What is required: Leave out the pictures and transcribe everything else exactly.

---+---

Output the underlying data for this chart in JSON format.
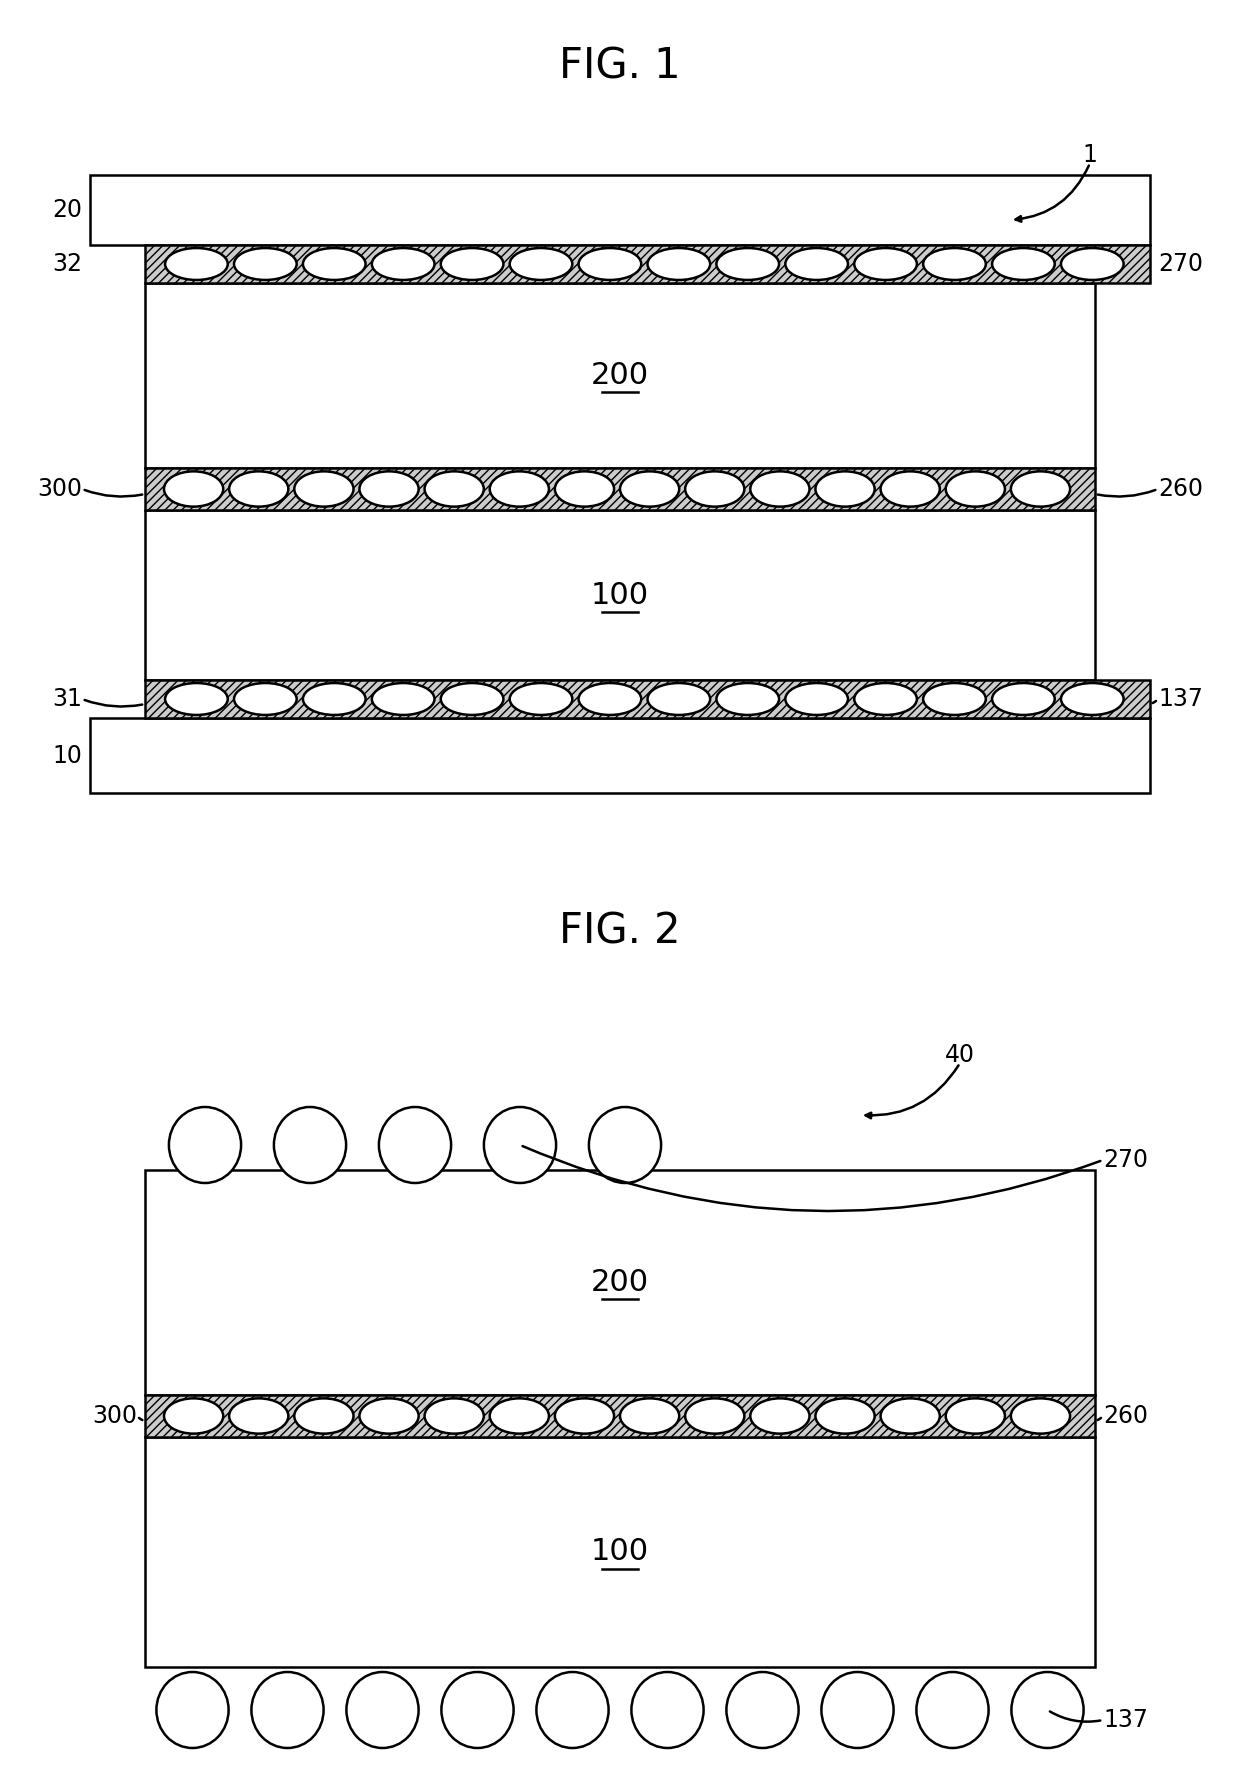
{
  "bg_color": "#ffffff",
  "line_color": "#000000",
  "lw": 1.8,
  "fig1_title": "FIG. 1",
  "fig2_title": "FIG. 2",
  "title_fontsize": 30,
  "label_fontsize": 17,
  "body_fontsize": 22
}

---+---

Expected answer:
Output the underlying data for this chart in JSON format.
{
  "bg_color": "#ffffff",
  "line_color": "#000000",
  "lw": 1.8,
  "fig1_title": "FIG. 1",
  "fig2_title": "FIG. 2",
  "title_fontsize": 30,
  "label_fontsize": 17,
  "body_fontsize": 22
}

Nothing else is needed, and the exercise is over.